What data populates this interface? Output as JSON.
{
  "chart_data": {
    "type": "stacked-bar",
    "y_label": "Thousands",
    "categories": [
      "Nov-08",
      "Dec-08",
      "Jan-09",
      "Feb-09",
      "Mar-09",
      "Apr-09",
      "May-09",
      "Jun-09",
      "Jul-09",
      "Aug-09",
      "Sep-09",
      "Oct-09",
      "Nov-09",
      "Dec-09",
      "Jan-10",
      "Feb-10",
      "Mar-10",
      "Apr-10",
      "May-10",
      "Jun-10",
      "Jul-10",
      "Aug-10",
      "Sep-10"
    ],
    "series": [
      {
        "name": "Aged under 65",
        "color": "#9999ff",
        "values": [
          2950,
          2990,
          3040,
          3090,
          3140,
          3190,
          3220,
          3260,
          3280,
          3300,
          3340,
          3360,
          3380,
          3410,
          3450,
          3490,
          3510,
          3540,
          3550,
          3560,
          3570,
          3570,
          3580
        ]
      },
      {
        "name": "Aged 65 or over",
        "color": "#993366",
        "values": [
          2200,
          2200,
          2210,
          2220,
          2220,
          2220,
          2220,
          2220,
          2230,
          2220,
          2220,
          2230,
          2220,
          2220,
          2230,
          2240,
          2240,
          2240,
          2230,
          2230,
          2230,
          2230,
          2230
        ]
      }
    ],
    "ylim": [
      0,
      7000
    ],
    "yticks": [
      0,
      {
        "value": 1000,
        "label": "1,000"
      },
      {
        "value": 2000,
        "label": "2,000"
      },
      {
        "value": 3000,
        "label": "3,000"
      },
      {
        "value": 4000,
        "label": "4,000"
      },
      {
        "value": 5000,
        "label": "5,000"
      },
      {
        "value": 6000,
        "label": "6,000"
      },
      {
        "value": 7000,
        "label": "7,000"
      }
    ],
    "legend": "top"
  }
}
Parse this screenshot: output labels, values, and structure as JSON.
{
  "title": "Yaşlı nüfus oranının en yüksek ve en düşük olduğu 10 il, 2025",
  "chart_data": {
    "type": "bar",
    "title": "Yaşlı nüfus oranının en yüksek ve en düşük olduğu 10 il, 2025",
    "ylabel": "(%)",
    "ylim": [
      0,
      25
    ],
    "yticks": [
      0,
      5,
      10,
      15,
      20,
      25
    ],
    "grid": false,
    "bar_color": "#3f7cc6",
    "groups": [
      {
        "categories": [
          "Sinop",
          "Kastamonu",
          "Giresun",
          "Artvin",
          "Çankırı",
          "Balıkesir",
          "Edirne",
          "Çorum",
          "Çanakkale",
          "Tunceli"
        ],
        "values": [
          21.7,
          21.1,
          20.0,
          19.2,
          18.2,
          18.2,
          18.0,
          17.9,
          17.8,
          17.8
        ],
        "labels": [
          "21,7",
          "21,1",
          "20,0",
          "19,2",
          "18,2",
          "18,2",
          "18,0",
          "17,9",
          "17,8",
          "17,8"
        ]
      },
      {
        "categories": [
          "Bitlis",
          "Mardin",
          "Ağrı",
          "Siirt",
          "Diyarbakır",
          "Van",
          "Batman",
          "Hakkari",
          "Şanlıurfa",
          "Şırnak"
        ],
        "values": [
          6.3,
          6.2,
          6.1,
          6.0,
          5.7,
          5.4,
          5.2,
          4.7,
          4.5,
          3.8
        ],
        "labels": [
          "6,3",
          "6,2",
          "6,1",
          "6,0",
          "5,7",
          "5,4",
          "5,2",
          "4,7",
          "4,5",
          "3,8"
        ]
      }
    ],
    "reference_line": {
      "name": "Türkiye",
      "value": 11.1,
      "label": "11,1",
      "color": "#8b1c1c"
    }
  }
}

— WHAT YOU HAVE TO DO —
Which lines include the word "name"? List them all.

— RESPONSE TO THIS EXERCISE —
        "name": "Aged under 65",
        "name": "Aged 65 or over",
      "name": "Türkiye",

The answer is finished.